==== Source data
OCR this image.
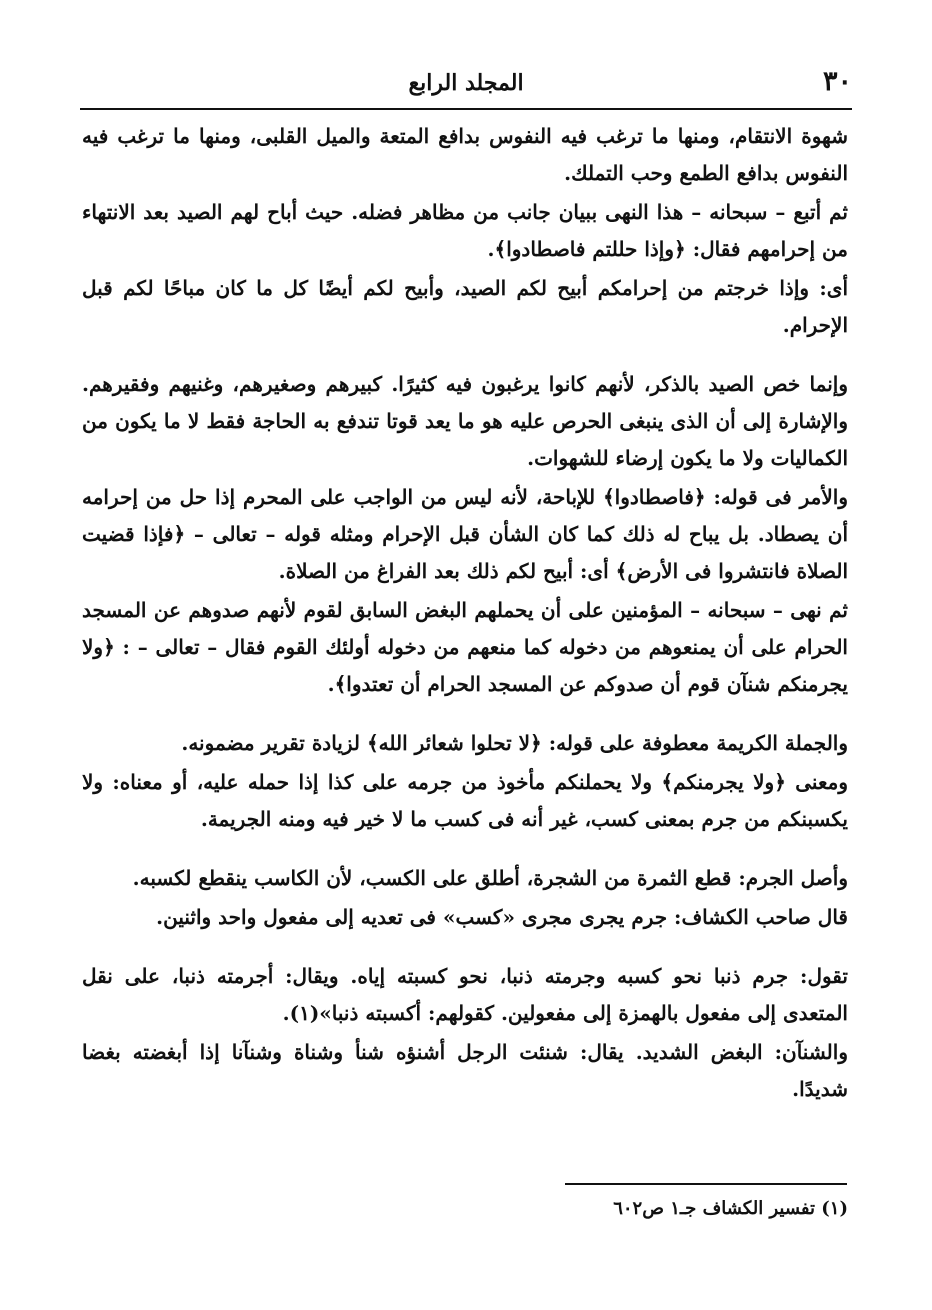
٣٠
المجلد الرابع

شهوة الانتقام، ومنها ما ترغب فيه النفوس بدافع المتعة والميل القلبى، ومنها ما ترغب فيه النفوس بدافع الطمع وحب التملك.

ثم أتبع – سبحانه – هذا النهى ببيان جانب من مظاهر فضله. حيث أباح لهم الصيد بعد الانتهاء من إحرامهم فقال: ﴿وإذا حللتم فاصطادوا﴾.

أى: وإذا خرجتم من إحرامكم أبيح لكم الصيد، وأبيح لكم أيضًا كل ما كان مباحًا لكم قبل الإحرام.

وإنما خص الصيد بالذكر، لأنهم كانوا يرغبون فيه كثيرًا. كبيرهم وصغيرهم، وغنيهم وفقيرهم. والإشارة إلى أن الذى ينبغى الحرص عليه هو ما يعد قوتا تندفع به الحاجة فقط لا ما يكون من الكماليات ولا ما يكون إرضاء للشهوات.

والأمر فى قوله: ﴿فاصطادوا﴾ للإباحة، لأنه ليس من الواجب على المحرم إذا حل من إحرامه أن يصطاد. بل يباح له ذلك كما كان الشأن قبل الإحرام ومثله قوله – تعالى – ﴿فإذا قضيت الصلاة فانتشروا فى الأرض﴾ أى: أبيح لكم ذلك بعد الفراغ من الصلاة.

ثم نهى – سبحانه – المؤمنين على أن يحملهم البغض السابق لقوم لأنهم صدوهم عن المسجد الحرام على أن يمنعوهم من دخوله كما منعهم من دخوله أولئك القوم فقال – تعالى – : ﴿ولا يجرمنكم شنآن قوم أن صدوكم عن المسجد الحرام أن تعتدوا﴾.

والجملة الكريمة معطوفة على قوله: ﴿لا تحلوا شعائر الله﴾ لزيادة تقرير مضمونه.

ومعنى ﴿ولا يجرمنكم﴾ ولا يحملنكم مأخوذ من جرمه على كذا إذا حمله عليه، أو معناه: ولا يكسبنكم من جرم بمعنى كسب، غير أنه فى كسب ما لا خير فيه ومنه الجريمة.

وأصل الجرم: قطع الثمرة من الشجرة، أطلق على الكسب، لأن الكاسب ينقطع لكسبه.

قال صاحب الكشاف: جرم يجرى مجرى «كسب» فى تعديه إلى مفعول واحد واثنين.

تقول: جرم ذنبا نحو كسبه وجرمته ذنبا، نحو كسبته إياه. ويقال: أجرمته ذنبا، على نقل المتعدى إلى مفعول بالهمزة إلى مفعولين. كقولهم: أكسبته ذنبا»(١).

والشنآن: البغض الشديد. يقال: شنئت الرجل أشنؤه شنأ وشناة وشنآنا إذا أبغضته بغضا شديدًا.

(١) تفسير الكشاف جـ١ ص٦٠٢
========
*Task statement*:
Return the material exactly as given, apart from the pictures.

*Completed task*:
OCR this image.
٣٠
المجلد الرابع

شهوة الانتقام، ومنها ما ترغب فيه النفوس بدافع المتعة والميل القلبى، ومنها ما ترغب فيه النفوس بدافع الطمع وحب التملك.

ثم أتبع – سبحانه – هذا النهى ببيان جانب من مظاهر فضله. حيث أباح لهم الصيد بعد الانتهاء من إحرامهم فقال: ﴿وإذا حللتم فاصطادوا﴾.

أى: وإذا خرجتم من إحرامكم أبيح لكم الصيد، وأبيح لكم أيضًا كل ما كان مباحًا لكم قبل الإحرام.

وإنما خص الصيد بالذكر، لأنهم كانوا يرغبون فيه كثيرًا. كبيرهم وصغيرهم، وغنيهم وفقيرهم. والإشارة إلى أن الذى ينبغى الحرص عليه هو ما يعد قوتا تندفع به الحاجة فقط لا ما يكون من الكماليات ولا ما يكون إرضاء للشهوات.

والأمر فى قوله: ﴿فاصطادوا﴾ للإباحة، لأنه ليس من الواجب على المحرم إذا حل من إحرامه أن يصطاد. بل يباح له ذلك كما كان الشأن قبل الإحرام ومثله قوله – تعالى – ﴿فإذا قضيت الصلاة فانتشروا فى الأرض﴾ أى: أبيح لكم ذلك بعد الفراغ من الصلاة.

ثم نهى – سبحانه – المؤمنين على أن يحملهم البغض السابق لقوم لأنهم صدوهم عن المسجد الحرام على أن يمنعوهم من دخوله كما منعهم من دخوله أولئك القوم فقال – تعالى – : ﴿ولا يجرمنكم شنآن قوم أن صدوكم عن المسجد الحرام أن تعتدوا﴾.

والجملة الكريمة معطوفة على قوله: ﴿لا تحلوا شعائر الله﴾ لزيادة تقرير مضمونه.

ومعنى ﴿ولا يجرمنكم﴾ ولا يحملنكم مأخوذ من جرمه على كذا إذا حمله عليه، أو معناه: ولا يكسبنكم من جرم بمعنى كسب، غير أنه فى كسب ما لا خير فيه ومنه الجريمة.

وأصل الجرم: قطع الثمرة من الشجرة، أطلق على الكسب، لأن الكاسب ينقطع لكسبه.

قال صاحب الكشاف: جرم يجرى مجرى «كسب» فى تعديه إلى مفعول واحد واثنين.

تقول: جرم ذنبا نحو كسبه وجرمته ذنبا، نحو كسبته إياه. ويقال: أجرمته ذنبا، على نقل المتعدى إلى مفعول بالهمزة إلى مفعولين. كقولهم: أكسبته ذنبا»(١).

والشنآن: البغض الشديد. يقال: شنئت الرجل أشنؤه شنأ وشناة وشنآنا إذا أبغضته بغضا شديدًا.

(١) تفسير الكشاف جـ١ ص٦٠٢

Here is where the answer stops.